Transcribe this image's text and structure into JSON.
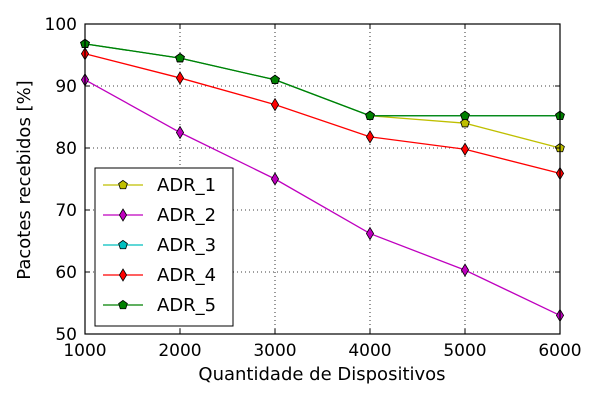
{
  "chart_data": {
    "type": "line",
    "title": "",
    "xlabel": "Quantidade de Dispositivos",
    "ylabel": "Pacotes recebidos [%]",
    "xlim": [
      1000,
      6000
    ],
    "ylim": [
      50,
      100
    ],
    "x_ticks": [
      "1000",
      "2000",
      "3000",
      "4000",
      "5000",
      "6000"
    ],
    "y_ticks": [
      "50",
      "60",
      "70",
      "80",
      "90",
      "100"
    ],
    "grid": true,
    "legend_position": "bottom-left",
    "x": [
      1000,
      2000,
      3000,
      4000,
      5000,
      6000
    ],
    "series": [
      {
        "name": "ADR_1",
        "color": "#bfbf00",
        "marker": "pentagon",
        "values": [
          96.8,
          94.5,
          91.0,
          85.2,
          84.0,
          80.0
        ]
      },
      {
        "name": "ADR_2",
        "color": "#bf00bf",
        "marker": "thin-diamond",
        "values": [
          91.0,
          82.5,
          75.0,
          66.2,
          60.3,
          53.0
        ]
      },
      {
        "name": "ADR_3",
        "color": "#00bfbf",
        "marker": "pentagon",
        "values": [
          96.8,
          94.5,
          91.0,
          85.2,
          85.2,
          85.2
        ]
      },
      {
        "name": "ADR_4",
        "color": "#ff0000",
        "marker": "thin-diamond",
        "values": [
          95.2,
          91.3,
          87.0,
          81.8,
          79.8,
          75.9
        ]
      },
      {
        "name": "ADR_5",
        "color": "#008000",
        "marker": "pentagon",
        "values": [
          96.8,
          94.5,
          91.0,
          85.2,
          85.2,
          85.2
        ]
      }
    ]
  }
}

- What is being asked
In the copy, include no pictures; restate the listing above exactly.

- Finished task
Transcribe this image's text and structure into JSON.
{
  "chart_data": {
    "type": "line",
    "title": "",
    "xlabel": "Quantidade de Dispositivos",
    "ylabel": "Pacotes recebidos [%]",
    "xlim": [
      1000,
      6000
    ],
    "ylim": [
      50,
      100
    ],
    "x_ticks": [
      "1000",
      "2000",
      "3000",
      "4000",
      "5000",
      "6000"
    ],
    "y_ticks": [
      "50",
      "60",
      "70",
      "80",
      "90",
      "100"
    ],
    "grid": true,
    "legend_position": "bottom-left",
    "x": [
      1000,
      2000,
      3000,
      4000,
      5000,
      6000
    ],
    "series": [
      {
        "name": "ADR_1",
        "color": "#bfbf00",
        "marker": "pentagon",
        "values": [
          96.8,
          94.5,
          91.0,
          85.2,
          84.0,
          80.0
        ]
      },
      {
        "name": "ADR_2",
        "color": "#bf00bf",
        "marker": "thin-diamond",
        "values": [
          91.0,
          82.5,
          75.0,
          66.2,
          60.3,
          53.0
        ]
      },
      {
        "name": "ADR_3",
        "color": "#00bfbf",
        "marker": "pentagon",
        "values": [
          96.8,
          94.5,
          91.0,
          85.2,
          85.2,
          85.2
        ]
      },
      {
        "name": "ADR_4",
        "color": "#ff0000",
        "marker": "thin-diamond",
        "values": [
          95.2,
          91.3,
          87.0,
          81.8,
          79.8,
          75.9
        ]
      },
      {
        "name": "ADR_5",
        "color": "#008000",
        "marker": "pentagon",
        "values": [
          96.8,
          94.5,
          91.0,
          85.2,
          85.2,
          85.2
        ]
      }
    ]
  }
}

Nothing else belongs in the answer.